- Aim of the exercise -
Each entry below should be returned exactly as is, with the pictures removed.

- Data records -
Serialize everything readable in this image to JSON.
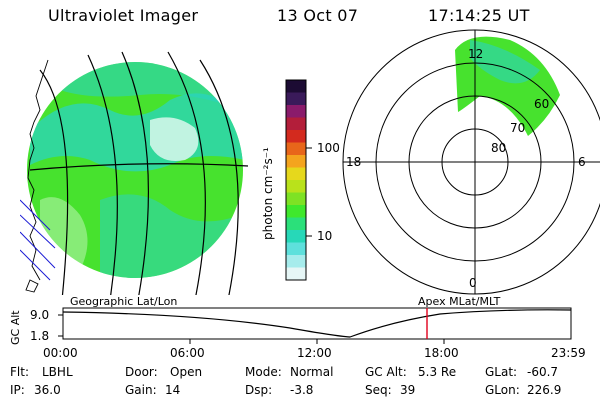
{
  "header": {
    "instrument": "Ultraviolet Imager",
    "date": "13 Oct 07",
    "time": "17:14:25 UT"
  },
  "colorbar": {
    "unit_label": "photon cm⁻²s⁻¹",
    "ticks": [
      "100",
      "10"
    ],
    "colors": [
      "#1c0b33",
      "#3a1a5a",
      "#8a1b6b",
      "#b31e3a",
      "#d32a1e",
      "#e8661a",
      "#f4a41e",
      "#e6d81c",
      "#b9e21b",
      "#7ee224",
      "#3fe82c",
      "#2be07a",
      "#27d8b8",
      "#5ee0dc",
      "#a6ecec",
      "#e6f6f6"
    ]
  },
  "left_map": {
    "name": "Geographic Lat/Lon",
    "primary_color": "#47e22e",
    "secondary_color": "#2ad4c0"
  },
  "polar_plot": {
    "name": "Apex MLat/MLT",
    "mlt_labels": {
      "top": "12",
      "left": "18",
      "right": "6",
      "bottom": "0"
    },
    "lat_labels": [
      "60",
      "70",
      "80"
    ]
  },
  "timeline": {
    "axis_label": "GC Alt",
    "y_ticks": [
      "9.0",
      "1.8"
    ],
    "x_ticks": [
      "00:00",
      "06:00",
      "12:00",
      "18:00",
      "23:59"
    ],
    "cursor_color": "#e0001c"
  },
  "status": {
    "flt_label": "Flt:",
    "flt_value": "LBHL",
    "ip_label": "IP:",
    "ip_value": "36.0",
    "door_label": "Door:",
    "door_value": "Open",
    "gain_label": "Gain:",
    "gain_value": "14",
    "mode_label": "Mode:",
    "mode_value": "Normal",
    "dsp_label": "Dsp:",
    "dsp_value": "-3.8",
    "gcalt_label": "GC Alt:",
    "gcalt_value": "5.3 Re",
    "seq_label": "Seq:",
    "seq_value": "39",
    "glat_label": "GLat:",
    "glat_value": "-60.7",
    "glon_label": "GLon:",
    "glon_value": "226.9"
  }
}
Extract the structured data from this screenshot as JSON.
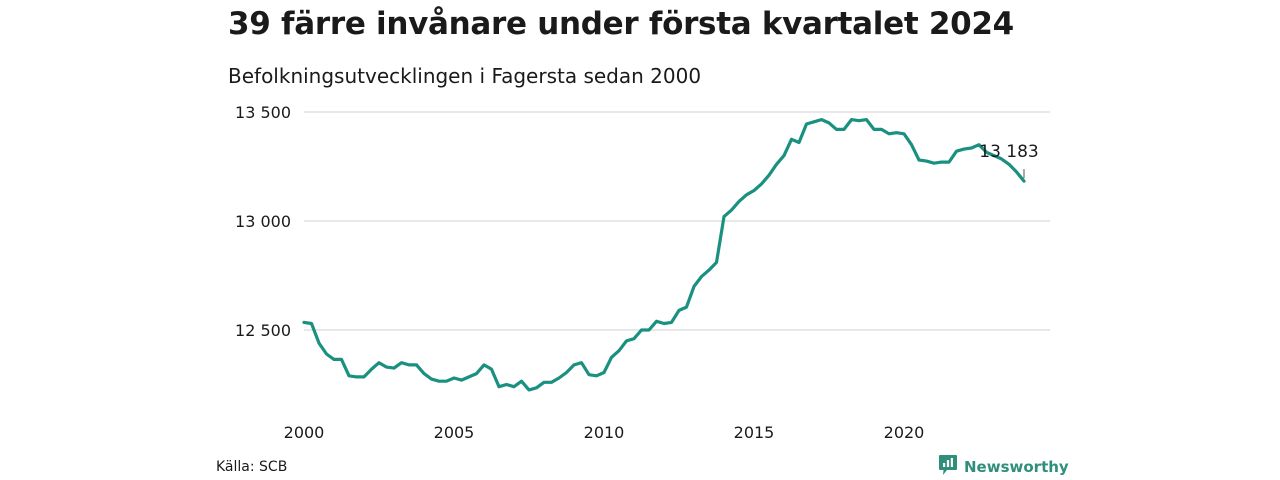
{
  "header": {
    "title": "39 färre invånare under första kvartalet 2024",
    "subtitle": "Befolkningsutvecklingen i Fagersta sedan 2000"
  },
  "footer": {
    "source": "Källa: SCB",
    "brand": "Newsworthy"
  },
  "colors": {
    "line": "#1a9080",
    "grid": "#d9d9d9",
    "text": "#1a1a1a",
    "brand": "#2f8f7a"
  },
  "icons": {
    "brand_logo": "newsworthy-logo-icon"
  },
  "chart_data": {
    "type": "line",
    "title": "39 färre invånare under första kvartalet 2024",
    "subtitle": "Befolkningsutvecklingen i Fagersta sedan 2000",
    "xlabel": "",
    "ylabel": "",
    "x_ticks": [
      "2000",
      "2005",
      "2010",
      "2015",
      "2020"
    ],
    "y_ticks": [
      {
        "value": 12500,
        "label": "12 500"
      },
      {
        "value": 13000,
        "label": "13 000"
      },
      {
        "value": 13500,
        "label": "13 500"
      }
    ],
    "xlim": [
      2000.0,
      2025.0
    ],
    "ylim": [
      12100,
      13600
    ],
    "grid": true,
    "legend": "none",
    "annotation": {
      "x": 2024.0,
      "value": 13183,
      "label": "13 183"
    },
    "series": [
      {
        "x": [
          2000.0,
          2000.25,
          2000.5,
          2000.75,
          2001.0,
          2001.25,
          2001.5,
          2001.75,
          2002.0,
          2002.25,
          2002.5,
          2002.75,
          2003.0,
          2003.25,
          2003.5,
          2003.75,
          2004.0,
          2004.25,
          2004.5,
          2004.75,
          2005.0,
          2005.25,
          2005.5,
          2005.75,
          2006.0,
          2006.25,
          2006.5,
          2006.75,
          2007.0,
          2007.25,
          2007.5,
          2007.75,
          2008.0,
          2008.25,
          2008.5,
          2008.75,
          2009.0,
          2009.25,
          2009.5,
          2009.75,
          2010.0,
          2010.25,
          2010.5,
          2010.75,
          2011.0,
          2011.25,
          2011.5,
          2011.75,
          2012.0,
          2012.25,
          2012.5,
          2012.75,
          2013.0,
          2013.25,
          2013.5,
          2013.75,
          2014.0,
          2014.25,
          2014.5,
          2014.75,
          2015.0,
          2015.25,
          2015.5,
          2015.75,
          2016.0,
          2016.25,
          2016.5,
          2016.75,
          2017.0,
          2017.25,
          2017.5,
          2017.75,
          2018.0,
          2018.25,
          2018.5,
          2018.75,
          2019.0,
          2019.25,
          2019.5,
          2019.75,
          2020.0,
          2020.25,
          2020.5,
          2020.75,
          2021.0,
          2021.25,
          2021.5,
          2021.75,
          2022.0,
          2022.25,
          2022.5,
          2022.75,
          2023.0,
          2023.25,
          2023.5,
          2023.75,
          2024.0
        ],
        "values": [
          12535,
          12530,
          12440,
          12390,
          12365,
          12365,
          12290,
          12285,
          12285,
          12320,
          12350,
          12330,
          12325,
          12350,
          12340,
          12340,
          12300,
          12275,
          12265,
          12265,
          12280,
          12270,
          12285,
          12300,
          12340,
          12320,
          12240,
          12250,
          12240,
          12265,
          12225,
          12235,
          12260,
          12260,
          12280,
          12305,
          12340,
          12350,
          12295,
          12290,
          12305,
          12375,
          12405,
          12450,
          12460,
          12500,
          12500,
          12540,
          12530,
          12535,
          12590,
          12605,
          12700,
          12745,
          12775,
          12810,
          13020,
          13050,
          13090,
          13120,
          13140,
          13170,
          13210,
          13260,
          13300,
          13375,
          13360,
          13445,
          13455,
          13465,
          13450,
          13420,
          13420,
          13465,
          13460,
          13465,
          13420,
          13420,
          13400,
          13405,
          13400,
          13350,
          13280,
          13275,
          13265,
          13270,
          13270,
          13320,
          13330,
          13335,
          13350,
          13315,
          13300,
          13285,
          13260,
          13225,
          13183
        ]
      }
    ]
  }
}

- Solved exercise -
Serialize everything readable in this image to JSON.
{
  "header": {
    "instrument": "Ultraviolet Imager",
    "date": "13 Oct 07",
    "time": "17:14:25 UT"
  },
  "colorbar": {
    "unit_label": "photon cm⁻²s⁻¹",
    "ticks": [
      "100",
      "10"
    ],
    "colors": [
      "#1c0b33",
      "#3a1a5a",
      "#8a1b6b",
      "#b31e3a",
      "#d32a1e",
      "#e8661a",
      "#f4a41e",
      "#e6d81c",
      "#b9e21b",
      "#7ee224",
      "#3fe82c",
      "#2be07a",
      "#27d8b8",
      "#5ee0dc",
      "#a6ecec",
      "#e6f6f6"
    ]
  },
  "left_map": {
    "name": "Geographic Lat/Lon",
    "primary_color": "#47e22e",
    "secondary_color": "#2ad4c0"
  },
  "polar_plot": {
    "name": "Apex MLat/MLT",
    "mlt_labels": {
      "top": "12",
      "left": "18",
      "right": "6",
      "bottom": "0"
    },
    "lat_labels": [
      "60",
      "70",
      "80"
    ]
  },
  "timeline": {
    "axis_label": "GC Alt",
    "y_ticks": [
      "9.0",
      "1.8"
    ],
    "x_ticks": [
      "00:00",
      "06:00",
      "12:00",
      "18:00",
      "23:59"
    ],
    "cursor_color": "#e0001c"
  },
  "status": {
    "flt_label": "Flt:",
    "flt_value": "LBHL",
    "ip_label": "IP:",
    "ip_value": "36.0",
    "door_label": "Door:",
    "door_value": "Open",
    "gain_label": "Gain:",
    "gain_value": "14",
    "mode_label": "Mode:",
    "mode_value": "Normal",
    "dsp_label": "Dsp:",
    "dsp_value": "-3.8",
    "gcalt_label": "GC Alt:",
    "gcalt_value": "5.3 Re",
    "seq_label": "Seq:",
    "seq_value": "39",
    "glat_label": "GLat:",
    "glat_value": "-60.7",
    "glon_label": "GLon:",
    "glon_value": "226.9"
  }
}
Extract the structured data from this screenshot as JSON.
{
  "header": {
    "title": "39 färre invånare under första kvartalet 2024",
    "subtitle": "Befolkningsutvecklingen i Fagersta sedan 2000"
  },
  "footer": {
    "source": "Källa: SCB",
    "brand": "Newsworthy"
  },
  "colors": {
    "line": "#1a9080",
    "grid": "#d9d9d9",
    "text": "#1a1a1a",
    "brand": "#2f8f7a"
  },
  "icons": {
    "brand_logo": "newsworthy-logo-icon"
  },
  "chart_data": {
    "type": "line",
    "title": "39 färre invånare under första kvartalet 2024",
    "subtitle": "Befolkningsutvecklingen i Fagersta sedan 2000",
    "xlabel": "",
    "ylabel": "",
    "x_ticks": [
      "2000",
      "2005",
      "2010",
      "2015",
      "2020"
    ],
    "y_ticks": [
      {
        "value": 12500,
        "label": "12 500"
      },
      {
        "value": 13000,
        "label": "13 000"
      },
      {
        "value": 13500,
        "label": "13 500"
      }
    ],
    "xlim": [
      2000.0,
      2025.0
    ],
    "ylim": [
      12100,
      13600
    ],
    "grid": true,
    "legend": "none",
    "annotation": {
      "x": 2024.0,
      "value": 13183,
      "label": "13 183"
    },
    "series": [
      {
        "x": [
          2000.0,
          2000.25,
          2000.5,
          2000.75,
          2001.0,
          2001.25,
          2001.5,
          2001.75,
          2002.0,
          2002.25,
          2002.5,
          2002.75,
          2003.0,
          2003.25,
          2003.5,
          2003.75,
          2004.0,
          2004.25,
          2004.5,
          2004.75,
          2005.0,
          2005.25,
          2005.5,
          2005.75,
          2006.0,
          2006.25,
          2006.5,
          2006.75,
          2007.0,
          2007.25,
          2007.5,
          2007.75,
          2008.0,
          2008.25,
          2008.5,
          2008.75,
          2009.0,
          2009.25,
          2009.5,
          2009.75,
          2010.0,
          2010.25,
          2010.5,
          2010.75,
          2011.0,
          2011.25,
          2011.5,
          2011.75,
          2012.0,
          2012.25,
          2012.5,
          2012.75,
          2013.0,
          2013.25,
          2013.5,
          2013.75,
          2014.0,
          2014.25,
          2014.5,
          2014.75,
          2015.0,
          2015.25,
          2015.5,
          2015.75,
          2016.0,
          2016.25,
          2016.5,
          2016.75,
          2017.0,
          2017.25,
          2017.5,
          2017.75,
          2018.0,
          2018.25,
          2018.5,
          2018.75,
          2019.0,
          2019.25,
          2019.5,
          2019.75,
          2020.0,
          2020.25,
          2020.5,
          2020.75,
          2021.0,
          2021.25,
          2021.5,
          2021.75,
          2022.0,
          2022.25,
          2022.5,
          2022.75,
          2023.0,
          2023.25,
          2023.5,
          2023.75,
          2024.0
        ],
        "values": [
          12535,
          12530,
          12440,
          12390,
          12365,
          12365,
          12290,
          12285,
          12285,
          12320,
          12350,
          12330,
          12325,
          12350,
          12340,
          12340,
          12300,
          12275,
          12265,
          12265,
          12280,
          12270,
          12285,
          12300,
          12340,
          12320,
          12240,
          12250,
          12240,
          12265,
          12225,
          12235,
          12260,
          12260,
          12280,
          12305,
          12340,
          12350,
          12295,
          12290,
          12305,
          12375,
          12405,
          12450,
          12460,
          12500,
          12500,
          12540,
          12530,
          12535,
          12590,
          12605,
          12700,
          12745,
          12775,
          12810,
          13020,
          13050,
          13090,
          13120,
          13140,
          13170,
          13210,
          13260,
          13300,
          13375,
          13360,
          13445,
          13455,
          13465,
          13450,
          13420,
          13420,
          13465,
          13460,
          13465,
          13420,
          13420,
          13400,
          13405,
          13400,
          13350,
          13280,
          13275,
          13265,
          13270,
          13270,
          13320,
          13330,
          13335,
          13350,
          13315,
          13300,
          13285,
          13260,
          13225,
          13183
        ]
      }
    ]
  }
}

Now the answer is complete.